Dr Sharon J. Cooper

(email at sharon.cooper@durham.ac.uk)

Research Interests

Our research group interests concern the general areas of crystallization, colloids and semi-crystalline polymers. A broad range of subjects are available that utilize both experimental (typically X-ray diffraction, FTIR, ESEM, and optical microscopy) and computational modelling techniques. Studies span from fundamental blue skies research,^1-5 through to industrially-sponsored projects.⁶ Examples of current studies are outlined below.

Controlled Crystallisation Strategies

The ability to promote, or inhibit, crystallization of a specific species is beneficial in several diverse biological and industrial processes. For example: the production of a particular polymorph is essential in drug formulations to achieve the correct dosage, deep ocean fish rely on macromolecules to prevent ice crystallizing in their blood, whilst complex biomineralization processes produce bones, shells and teeth which have far superior material properties than can be achieved with current synthetic capabilities. Our research focuses on the use of additives and the confined volumes of emulsions to attain the specific crystallization conditions necessary to produce optimized materials. Emulsion systems are particularly ideal as they can provide control over all the key physical aspects of crystals, i.e. the crystal size, shape and polymorphic form. Recent research highlights include our pioneering work on tunable crystallization rate systems,¹ in which crystallization can be induced on both cooling and freezing, and the production of unique dendritic and macroporous crystal morphologies via the adhesion of emulsion droplets onto growing crystals² (see above). These studies are supplemented by experiments at the planar air-aqueous interface, which enables detailed in situ monitoring by several different techniques.³

Direct measurement of critical nucleus size in confined volumes

For crystallization to occur, a stable nucleus of the new phase must form. This nucleus is termed the critical nucleus. We have recently shown that the critical nucleus size can be determined directly from the volume of confinement,⁴ for the case of ice crystallization in microemulsions. This is a key advance because previously, the critical nucleus size had to be estimated using bulk parameters that are inappropriate for the small critical nucleus size. Our methodology involves determining how the crystallization temperature of a material varies within emulsions and microemulsions. We find that the crystallization temperature becomes reduced at sufficiently small confinements (see above) because there is insufficient material within the droplet to provide a stable crystalline phase. For this droplet size, and all smaller ones, the critical nucleus size can be found simply by measuring the droplet size. We are extending this methodology to solutes, oils and polymers, to establish whether our approach can provide a generic solution to determining critical nucleus sizes.

> **PROVIDED INFORMATION**
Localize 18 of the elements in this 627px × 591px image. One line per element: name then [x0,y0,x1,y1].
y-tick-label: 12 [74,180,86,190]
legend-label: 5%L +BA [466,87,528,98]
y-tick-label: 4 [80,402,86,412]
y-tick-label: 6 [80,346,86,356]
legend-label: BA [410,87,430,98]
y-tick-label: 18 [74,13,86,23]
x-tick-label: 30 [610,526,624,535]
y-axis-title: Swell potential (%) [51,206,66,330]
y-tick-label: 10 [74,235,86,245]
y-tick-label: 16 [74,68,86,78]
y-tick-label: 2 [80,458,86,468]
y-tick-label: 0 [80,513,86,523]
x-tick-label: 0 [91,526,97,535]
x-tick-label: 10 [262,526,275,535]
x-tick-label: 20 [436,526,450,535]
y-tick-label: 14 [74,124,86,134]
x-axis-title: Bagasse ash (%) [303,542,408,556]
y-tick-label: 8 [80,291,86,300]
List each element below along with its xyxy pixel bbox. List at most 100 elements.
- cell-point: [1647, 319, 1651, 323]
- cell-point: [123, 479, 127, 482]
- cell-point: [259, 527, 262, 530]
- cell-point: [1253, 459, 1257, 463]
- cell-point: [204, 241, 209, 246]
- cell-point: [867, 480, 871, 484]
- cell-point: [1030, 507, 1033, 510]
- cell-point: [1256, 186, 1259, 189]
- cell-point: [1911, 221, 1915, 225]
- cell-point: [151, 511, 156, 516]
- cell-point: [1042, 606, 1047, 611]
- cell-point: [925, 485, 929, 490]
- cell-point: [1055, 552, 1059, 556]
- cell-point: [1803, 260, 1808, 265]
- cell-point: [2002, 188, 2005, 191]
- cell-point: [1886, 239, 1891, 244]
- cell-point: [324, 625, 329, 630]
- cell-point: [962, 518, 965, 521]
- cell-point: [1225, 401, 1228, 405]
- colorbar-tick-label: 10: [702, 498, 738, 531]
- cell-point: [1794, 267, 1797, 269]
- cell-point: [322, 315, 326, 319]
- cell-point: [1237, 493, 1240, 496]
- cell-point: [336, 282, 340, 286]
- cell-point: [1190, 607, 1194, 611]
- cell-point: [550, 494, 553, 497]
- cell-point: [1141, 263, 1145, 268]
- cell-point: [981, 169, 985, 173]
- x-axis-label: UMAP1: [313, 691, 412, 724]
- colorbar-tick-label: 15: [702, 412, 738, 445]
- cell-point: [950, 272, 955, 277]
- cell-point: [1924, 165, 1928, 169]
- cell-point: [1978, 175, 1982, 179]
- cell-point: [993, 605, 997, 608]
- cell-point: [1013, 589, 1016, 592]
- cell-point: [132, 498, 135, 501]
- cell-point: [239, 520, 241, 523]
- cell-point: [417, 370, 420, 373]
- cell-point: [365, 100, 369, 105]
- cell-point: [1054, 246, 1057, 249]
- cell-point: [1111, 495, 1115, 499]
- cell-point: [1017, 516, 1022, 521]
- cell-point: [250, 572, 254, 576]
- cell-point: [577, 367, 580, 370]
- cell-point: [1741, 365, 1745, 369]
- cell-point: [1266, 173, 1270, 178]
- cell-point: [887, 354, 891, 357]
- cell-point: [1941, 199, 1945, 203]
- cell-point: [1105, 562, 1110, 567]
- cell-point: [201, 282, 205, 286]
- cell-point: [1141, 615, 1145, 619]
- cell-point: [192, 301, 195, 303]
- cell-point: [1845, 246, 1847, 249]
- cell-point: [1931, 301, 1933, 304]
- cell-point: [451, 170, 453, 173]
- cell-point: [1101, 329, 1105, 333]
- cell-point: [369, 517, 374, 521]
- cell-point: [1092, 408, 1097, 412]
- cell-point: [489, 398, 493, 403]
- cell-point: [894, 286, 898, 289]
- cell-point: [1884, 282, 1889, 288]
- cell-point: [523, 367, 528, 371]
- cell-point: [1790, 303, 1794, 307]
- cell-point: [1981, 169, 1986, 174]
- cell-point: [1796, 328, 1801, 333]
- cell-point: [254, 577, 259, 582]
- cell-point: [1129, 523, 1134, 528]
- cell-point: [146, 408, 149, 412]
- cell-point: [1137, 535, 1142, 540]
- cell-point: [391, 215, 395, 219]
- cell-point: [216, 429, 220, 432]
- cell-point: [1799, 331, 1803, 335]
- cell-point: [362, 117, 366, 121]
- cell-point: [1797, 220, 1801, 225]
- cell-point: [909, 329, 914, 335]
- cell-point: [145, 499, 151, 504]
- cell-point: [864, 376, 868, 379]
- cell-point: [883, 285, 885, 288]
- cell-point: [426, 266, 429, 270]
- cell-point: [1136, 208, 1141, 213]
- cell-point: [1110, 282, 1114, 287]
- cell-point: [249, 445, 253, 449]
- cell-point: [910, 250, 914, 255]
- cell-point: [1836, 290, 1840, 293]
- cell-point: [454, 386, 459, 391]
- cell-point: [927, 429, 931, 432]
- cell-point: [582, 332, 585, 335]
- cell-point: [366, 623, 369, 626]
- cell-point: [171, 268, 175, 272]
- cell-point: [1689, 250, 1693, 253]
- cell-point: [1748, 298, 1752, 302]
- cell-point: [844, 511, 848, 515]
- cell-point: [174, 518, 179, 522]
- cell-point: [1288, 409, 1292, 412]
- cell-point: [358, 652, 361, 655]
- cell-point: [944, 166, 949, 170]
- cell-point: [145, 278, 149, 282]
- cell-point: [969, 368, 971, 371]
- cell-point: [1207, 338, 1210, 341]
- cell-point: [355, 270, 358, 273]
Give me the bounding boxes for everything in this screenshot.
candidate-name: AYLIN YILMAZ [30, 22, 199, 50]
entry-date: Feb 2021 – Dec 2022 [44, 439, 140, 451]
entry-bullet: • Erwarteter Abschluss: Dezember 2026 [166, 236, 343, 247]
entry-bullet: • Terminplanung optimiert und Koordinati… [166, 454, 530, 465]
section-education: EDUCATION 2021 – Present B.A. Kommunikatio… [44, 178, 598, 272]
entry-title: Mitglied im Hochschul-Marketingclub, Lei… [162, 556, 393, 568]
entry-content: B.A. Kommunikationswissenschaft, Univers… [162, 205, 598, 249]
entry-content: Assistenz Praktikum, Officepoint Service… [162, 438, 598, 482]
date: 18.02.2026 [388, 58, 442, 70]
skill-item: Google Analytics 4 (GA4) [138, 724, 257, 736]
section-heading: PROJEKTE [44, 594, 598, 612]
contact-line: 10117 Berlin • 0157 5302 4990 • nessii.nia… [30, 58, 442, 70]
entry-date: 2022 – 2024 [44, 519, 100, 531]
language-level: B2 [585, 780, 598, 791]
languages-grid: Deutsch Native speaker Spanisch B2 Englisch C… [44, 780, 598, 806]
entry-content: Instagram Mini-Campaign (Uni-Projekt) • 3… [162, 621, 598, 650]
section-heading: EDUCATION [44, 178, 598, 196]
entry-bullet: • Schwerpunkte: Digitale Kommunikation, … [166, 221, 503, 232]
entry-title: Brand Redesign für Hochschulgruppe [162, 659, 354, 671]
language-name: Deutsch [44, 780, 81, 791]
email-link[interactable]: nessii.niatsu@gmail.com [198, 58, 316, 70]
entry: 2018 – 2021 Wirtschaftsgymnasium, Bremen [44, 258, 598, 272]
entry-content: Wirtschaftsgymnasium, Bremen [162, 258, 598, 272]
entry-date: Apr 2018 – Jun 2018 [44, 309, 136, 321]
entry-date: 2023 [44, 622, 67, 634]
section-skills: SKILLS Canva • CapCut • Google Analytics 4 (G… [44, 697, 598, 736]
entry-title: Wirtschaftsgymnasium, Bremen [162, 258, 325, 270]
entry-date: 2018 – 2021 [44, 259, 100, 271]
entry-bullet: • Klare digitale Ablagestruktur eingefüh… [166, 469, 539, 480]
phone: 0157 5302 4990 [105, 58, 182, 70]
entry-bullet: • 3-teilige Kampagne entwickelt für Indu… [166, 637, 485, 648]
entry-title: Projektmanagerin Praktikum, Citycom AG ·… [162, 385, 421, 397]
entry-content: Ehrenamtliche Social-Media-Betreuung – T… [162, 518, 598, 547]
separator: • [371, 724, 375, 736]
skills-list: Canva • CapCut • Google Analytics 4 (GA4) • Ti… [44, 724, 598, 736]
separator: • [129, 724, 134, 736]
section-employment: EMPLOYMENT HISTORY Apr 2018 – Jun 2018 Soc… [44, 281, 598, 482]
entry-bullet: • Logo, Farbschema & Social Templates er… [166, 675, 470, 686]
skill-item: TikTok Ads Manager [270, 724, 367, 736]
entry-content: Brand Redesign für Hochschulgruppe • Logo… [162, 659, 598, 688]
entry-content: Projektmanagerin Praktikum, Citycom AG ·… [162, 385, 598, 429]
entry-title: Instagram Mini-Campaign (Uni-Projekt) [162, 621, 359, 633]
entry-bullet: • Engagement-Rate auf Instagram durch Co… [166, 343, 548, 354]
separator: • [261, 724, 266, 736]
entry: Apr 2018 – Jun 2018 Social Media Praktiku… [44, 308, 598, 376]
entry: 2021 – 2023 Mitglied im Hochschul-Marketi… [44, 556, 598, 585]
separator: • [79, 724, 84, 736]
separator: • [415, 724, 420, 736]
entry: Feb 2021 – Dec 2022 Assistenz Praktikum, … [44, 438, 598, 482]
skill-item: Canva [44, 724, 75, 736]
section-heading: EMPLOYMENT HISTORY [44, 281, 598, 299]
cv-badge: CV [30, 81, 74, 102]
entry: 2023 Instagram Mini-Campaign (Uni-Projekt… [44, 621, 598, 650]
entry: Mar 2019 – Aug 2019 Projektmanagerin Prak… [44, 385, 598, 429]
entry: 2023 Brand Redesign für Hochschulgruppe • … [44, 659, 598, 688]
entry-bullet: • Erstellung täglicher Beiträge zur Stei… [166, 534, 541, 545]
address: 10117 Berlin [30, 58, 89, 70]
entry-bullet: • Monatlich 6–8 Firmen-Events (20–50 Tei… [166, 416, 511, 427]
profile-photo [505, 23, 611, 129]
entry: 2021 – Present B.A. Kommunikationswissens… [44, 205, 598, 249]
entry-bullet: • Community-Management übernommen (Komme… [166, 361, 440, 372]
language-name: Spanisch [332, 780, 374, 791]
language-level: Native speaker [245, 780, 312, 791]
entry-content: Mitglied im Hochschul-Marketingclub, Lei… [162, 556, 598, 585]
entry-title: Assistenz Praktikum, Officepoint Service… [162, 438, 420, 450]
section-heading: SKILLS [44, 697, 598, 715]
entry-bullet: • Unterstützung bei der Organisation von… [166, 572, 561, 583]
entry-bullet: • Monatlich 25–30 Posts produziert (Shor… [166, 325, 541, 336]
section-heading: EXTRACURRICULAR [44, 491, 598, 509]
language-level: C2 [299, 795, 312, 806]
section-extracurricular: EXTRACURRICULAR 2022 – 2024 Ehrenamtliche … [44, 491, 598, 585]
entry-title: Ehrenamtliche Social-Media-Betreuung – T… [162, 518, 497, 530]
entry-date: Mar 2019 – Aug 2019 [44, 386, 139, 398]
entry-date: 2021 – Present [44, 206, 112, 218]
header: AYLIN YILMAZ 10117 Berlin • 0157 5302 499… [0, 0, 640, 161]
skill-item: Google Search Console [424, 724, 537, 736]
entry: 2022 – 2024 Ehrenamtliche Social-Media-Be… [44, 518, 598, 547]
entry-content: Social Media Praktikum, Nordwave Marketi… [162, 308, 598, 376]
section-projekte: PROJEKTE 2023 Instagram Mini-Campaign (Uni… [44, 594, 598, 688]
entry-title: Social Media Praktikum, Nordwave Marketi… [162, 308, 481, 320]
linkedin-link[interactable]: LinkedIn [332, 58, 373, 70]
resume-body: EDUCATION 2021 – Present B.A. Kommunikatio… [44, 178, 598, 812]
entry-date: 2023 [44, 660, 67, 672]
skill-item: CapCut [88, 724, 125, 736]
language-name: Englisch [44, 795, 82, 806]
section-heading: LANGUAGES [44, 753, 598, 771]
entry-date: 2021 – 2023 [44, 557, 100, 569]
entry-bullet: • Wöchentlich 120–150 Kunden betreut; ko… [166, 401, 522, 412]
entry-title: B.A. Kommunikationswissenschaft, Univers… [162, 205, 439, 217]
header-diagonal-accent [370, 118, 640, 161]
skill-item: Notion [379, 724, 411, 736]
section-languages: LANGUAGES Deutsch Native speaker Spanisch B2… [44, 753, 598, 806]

> **TASKS TO CARRY OUT**
A – According to the crystallization research text, why does the crystallization temperature drop at sufficiently small confinements? Answer in one to three sentences.
B – Answer these questions from the crystallization research text:
(i) Which experimental techniques does the group typically use?
(ii) What do deep ocean fish rely on to keep ice from crystallizing in their blood?
(iii) In what kind of system was the critical nucleus size for ice determined from the volume of confinement?
C – Write the next part of the crystallization research text, picking up after its final sentence.
The entries have no connection to the crystallization research text.

> **ANSWERS TO THE EXERCISES**
A – The crystallization temperature drops because a droplet that small holds too little material to provide a stable crystalline phase.

B –
(i) X-ray diffraction, FTIR, ESEM, and optical microscopy.
(ii) Macromolecules.
(iii) Microemulsions.

C –
Development of crystallization theories

The melting and crystallization temperatures of nanoparticles can differ significantly from their bulk values. Hence accurate theories are required to predict how phase transition temperatures are expected to vary with nanocrystal size, particularly given the increasing demand for nanomaterials. We are updating^4,5 classical crystallization theories to account for the highly curved interfaces that occur in nanocrystal systems. A particular aim is to use our findings to develop nanocomposite systems that have higher melting points that their bulk materials.

References

1. C. E. Nicholson, S. J. Cooper, C. Marcellin and M. J. Jamieson, J. Am. Chem. Soc., 2005, 127, 11894.
2. C. E. Nicholson, S. J. Cooper and M. J. Jamieson J. Am. Chem. Soc., 2006, 128, 7718.
3. M. J. Jamieson, S. J. Cooper, A. F. Miller and S. A. Holt, Langmuir, 2004, 20, 3593.
4. J. Lui, C. E. Nicholson and S. J. Cooper, Langmuir, 2007, 23, 7286.
5. M. J. Jamieson, C. E. Nicholson and S. J. Cooper, Cryst. Growth Des., 2005, 5, 451.
6. M. R. Smith, , S. J. Cooper, D J. Winter and N. Everall, Polymer, 2006, 47, 5691.